■ TASK DETAILS
Show all lines holding "runa".

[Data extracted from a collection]
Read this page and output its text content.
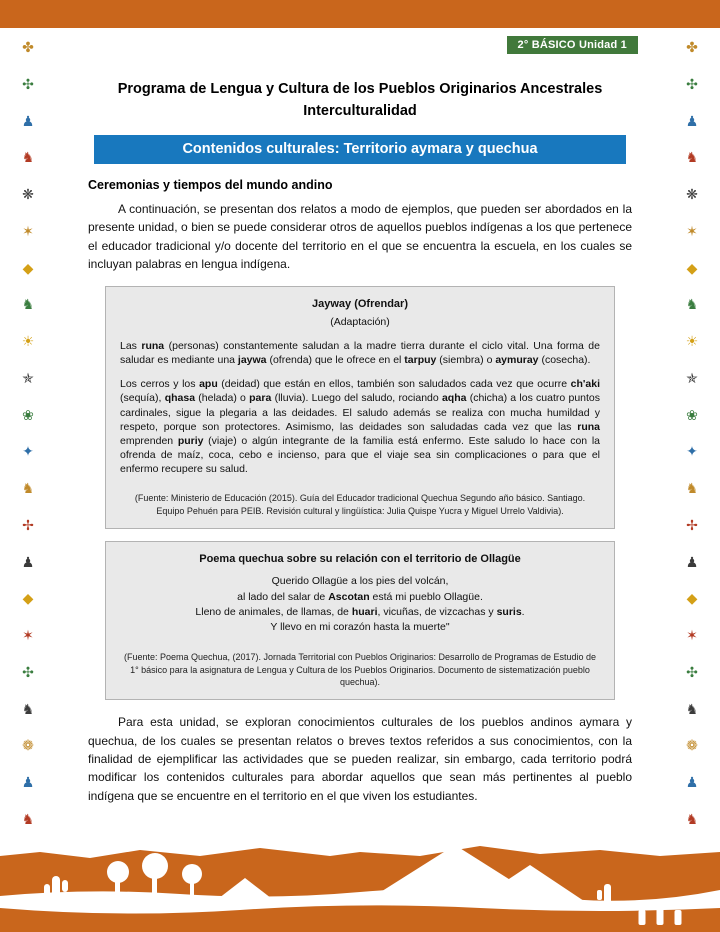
✤
✣
♟
♞
❋
✶
◆
♞
☀
✯
❀
✦
♞
✢
♟
◆
✶
✣
♞
❁
♟
♞
✤
✣
♟
♞
❋
✶
◆
♞
☀
✯
❀
✦
♞
✢
♟
◆
✶
✣
♞
❁
♟
♞
2° BÁSICO Unidad 1
Programa de Lengua y Cultura de los Pueblos Originarios Ancestrales
Interculturalidad
Contenidos culturales: Territorio aymara y quechua
Ceremonias y tiempos del mundo andino

A continuación, se presentan dos relatos a modo de ejemplos, que pueden ser abordados en la presente unidad, o bien se puede considerar otros de aquellos pueblos indígenas a los que pertenece el educador tradicional y/o docente del territorio en el que se encuentra la escuela, en los cuales se incluyan palabras en lengua indígena.

Jayway (Ofrendar)
(Adaptación)

Las runa (personas) constantemente saludan a la madre tierra durante el ciclo vital. Una forma de saludar es mediante una jaywa (ofrenda) que le ofrece en el tarpuy (siembra) o aymuray (cosecha).

Los cerros y los apu (deidad) que están en ellos, también son saludados cada vez que ocurre ch'aki (sequía), qhasa (helada) o para (lluvia). Luego del saludo, rociando aqha (chicha) a los cuatro puntos cardinales, sigue la plegaria a las deidades. El saludo además se realiza con mucha humildad y respeto, porque son protectores. Asimismo, las deidades son saludadas cada vez que las runa emprenden puriy (viaje) o algún integrante de la familia está enfermo. Este saludo lo hace con la ofrenda de maíz, coca, cebo e incienso, para que el viaje sea sin complicaciones o para que el enfermo recupere su salud.

(Fuente: Ministerio de Educación (2015). Guía del Educador tradicional Quechua Segundo año básico. Santiago. Equipo Pehuén para PEIB. Revisión cultural y lingüística: Julia Quispe Yucra y Miguel Urrelo Valdivia).
Poema quechua sobre su relación con el territorio de Ollagüe
Querido Ollagüe a los pies del volcán,
al lado del salar de Ascotan está mi pueblo Ollagüe.
Lleno de animales, de llamas, de huari, vicuñas, de vizcachas y suris.
Y llevo en mi corazón hasta la muerte"
(Fuente: Poema Quechua, (2017). Jornada Territorial con Pueblos Originarios: Desarrollo de Programas de Estudio de 1° básico para la asignatura de Lengua y Cultura de los Pueblos Originarios. Documento de sistematización pueblo quechua).

Para esta unidad, se exploran conocimientos culturales de los pueblos andinos aymara y quechua, de los cuales se presentan relatos o breves textos referidos a sus conocimientos, con la finalidad de ejemplificar las actividades que se pueden realizar, sin embargo, cada territorio podrá modificar los contenidos culturales para abordar aquellos que sean más pertinentes al pueblo indígena que se encuentre en el territorio en el que viven los estudiantes.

■ SOLUTION
Las runa (personas) constantemente saludan a la madre tierra durante el ciclo vital. Una forma de saludar es mediante una jaywa (ofrenda) que le ofrece en el tarpuy (siembra) o aymuray (cosecha).
Los cerros y los apu (deidad) que están en ellos, también son saludados cada vez que ocurre ch'aki (sequía), qhasa (helada) o para (lluvia). Luego del saludo, rociando aqha (chicha) a los cuatro puntos cardinales, sigue la plegaria a las deidades. El saludo además se realiza con mucha humildad y respeto, porque son protectores. Asimismo, las deidades son saludadas cada vez que las runa emprenden puriy (viaje) o algún integrante de la familia está enfermo. Este saludo lo hace con la ofrenda de maíz, coca, cebo e incienso, para que el viaje sea sin complicaciones o para que el enfermo recupere su salud.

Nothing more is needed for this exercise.